WRITTEN PROBLEM: Extract the full set of records that follows, word for word.

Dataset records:
━━━━━━━━━━
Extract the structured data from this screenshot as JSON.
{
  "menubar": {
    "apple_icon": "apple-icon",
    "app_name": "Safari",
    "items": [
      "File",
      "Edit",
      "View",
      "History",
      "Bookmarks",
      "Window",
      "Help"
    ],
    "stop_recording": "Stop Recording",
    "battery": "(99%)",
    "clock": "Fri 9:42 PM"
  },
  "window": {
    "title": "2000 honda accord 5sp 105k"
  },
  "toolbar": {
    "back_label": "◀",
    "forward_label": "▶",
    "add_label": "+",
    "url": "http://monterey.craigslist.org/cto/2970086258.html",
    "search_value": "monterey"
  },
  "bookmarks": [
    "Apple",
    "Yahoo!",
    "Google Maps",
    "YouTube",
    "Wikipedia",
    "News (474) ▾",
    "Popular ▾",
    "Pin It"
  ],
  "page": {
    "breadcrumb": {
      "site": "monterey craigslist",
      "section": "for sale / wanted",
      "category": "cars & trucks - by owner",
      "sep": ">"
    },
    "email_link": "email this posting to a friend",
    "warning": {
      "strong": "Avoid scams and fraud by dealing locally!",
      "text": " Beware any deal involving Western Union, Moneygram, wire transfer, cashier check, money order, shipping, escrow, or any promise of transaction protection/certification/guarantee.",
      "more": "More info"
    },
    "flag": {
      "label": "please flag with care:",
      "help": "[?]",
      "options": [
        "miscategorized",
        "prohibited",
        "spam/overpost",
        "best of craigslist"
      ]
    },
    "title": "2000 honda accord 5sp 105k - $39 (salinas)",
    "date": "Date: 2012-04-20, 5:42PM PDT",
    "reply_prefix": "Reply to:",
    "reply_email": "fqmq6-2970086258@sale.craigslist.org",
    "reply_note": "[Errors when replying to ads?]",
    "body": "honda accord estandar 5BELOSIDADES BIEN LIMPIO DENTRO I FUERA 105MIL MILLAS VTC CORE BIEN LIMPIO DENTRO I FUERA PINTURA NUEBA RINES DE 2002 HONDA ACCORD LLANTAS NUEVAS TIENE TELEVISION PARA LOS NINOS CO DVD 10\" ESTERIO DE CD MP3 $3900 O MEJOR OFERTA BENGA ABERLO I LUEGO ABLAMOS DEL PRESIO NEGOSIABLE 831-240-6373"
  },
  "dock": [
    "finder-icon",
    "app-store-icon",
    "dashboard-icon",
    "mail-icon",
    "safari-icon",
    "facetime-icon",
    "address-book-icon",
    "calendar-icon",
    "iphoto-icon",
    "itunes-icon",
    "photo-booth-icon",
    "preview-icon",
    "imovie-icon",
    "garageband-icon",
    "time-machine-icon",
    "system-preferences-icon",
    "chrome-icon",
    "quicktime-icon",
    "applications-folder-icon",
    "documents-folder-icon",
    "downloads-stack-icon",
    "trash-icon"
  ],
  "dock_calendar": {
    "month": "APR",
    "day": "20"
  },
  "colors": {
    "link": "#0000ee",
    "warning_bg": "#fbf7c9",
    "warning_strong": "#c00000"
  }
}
━━━━━━━━━━
RESULT FOR THIS EXERCISE:
Extract the structured data from this screenshot as JSON.
{
  "menubar": {
    "apple_icon": "apple-icon",
    "app_name": "Safari",
    "items": [
      "File",
      "Edit",
      "View",
      "History",
      "Bookmarks",
      "Window",
      "Help"
    ],
    "stop_recording": "Stop Recording",
    "battery": "(99%)",
    "clock": "Fri 9:42 PM"
  },
  "window": {
    "title": "2000 honda accord 5sp 105k"
  },
  "toolbar": {
    "back_label": "◀",
    "forward_label": "▶",
    "add_label": "+",
    "url": "http://monterey.craigslist.org/cto/2970086258.html",
    "search_value": "monterey"
  },
  "bookmarks": [
    "Apple",
    "Yahoo!",
    "Google Maps",
    "YouTube",
    "Wikipedia",
    "News (474) ▾",
    "Popular ▾",
    "Pin It"
  ],
  "page": {
    "breadcrumb": {
      "site": "monterey craigslist",
      "section": "for sale / wanted",
      "category": "cars & trucks - by owner",
      "sep": ">"
    },
    "email_link": "email this posting to a friend",
    "warning": {
      "strong": "Avoid scams and fraud by dealing locally!",
      "text": " Beware any deal involving Western Union, Moneygram, wire transfer, cashier check, money order, shipping, escrow, or any promise of transaction protection/certification/guarantee.",
      "more": "More info"
    },
    "flag": {
      "label": "please flag with care:",
      "help": "[?]",
      "options": [
        "miscategorized",
        "prohibited",
        "spam/overpost",
        "best of craigslist"
      ]
    },
    "title": "2000 honda accord 5sp 105k - $39 (salinas)",
    "date": "Date: 2012-04-20, 5:42PM PDT",
    "reply_prefix": "Reply to:",
    "reply_email": "fqmq6-2970086258@sale.craigslist.org",
    "reply_note": "[Errors when replying to ads?]",
    "body": "honda accord estandar 5BELOSIDADES BIEN LIMPIO DENTRO I FUERA 105MIL MILLAS VTC CORE BIEN LIMPIO DENTRO I FUERA PINTURA NUEBA RINES DE 2002 HONDA ACCORD LLANTAS NUEVAS TIENE TELEVISION PARA LOS NINOS CO DVD 10\" ESTERIO DE CD MP3 $3900 O MEJOR OFERTA BENGA ABERLO I LUEGO ABLAMOS DEL PRESIO NEGOSIABLE 831-240-6373"
  },
  "dock": [
    "finder-icon",
    "app-store-icon",
    "dashboard-icon",
    "mail-icon",
    "safari-icon",
    "facetime-icon",
    "address-book-icon",
    "calendar-icon",
    "iphoto-icon",
    "itunes-icon",
    "photo-booth-icon",
    "preview-icon",
    "imovie-icon",
    "garageband-icon",
    "time-machine-icon",
    "system-preferences-icon",
    "chrome-icon",
    "quicktime-icon",
    "applications-folder-icon",
    "documents-folder-icon",
    "downloads-stack-icon",
    "trash-icon"
  ],
  "dock_calendar": {
    "month": "APR",
    "day": "20"
  },
  "colors": {
    "link": "#0000ee",
    "warning_bg": "#fbf7c9",
    "warning_strong": "#c00000"
  }
}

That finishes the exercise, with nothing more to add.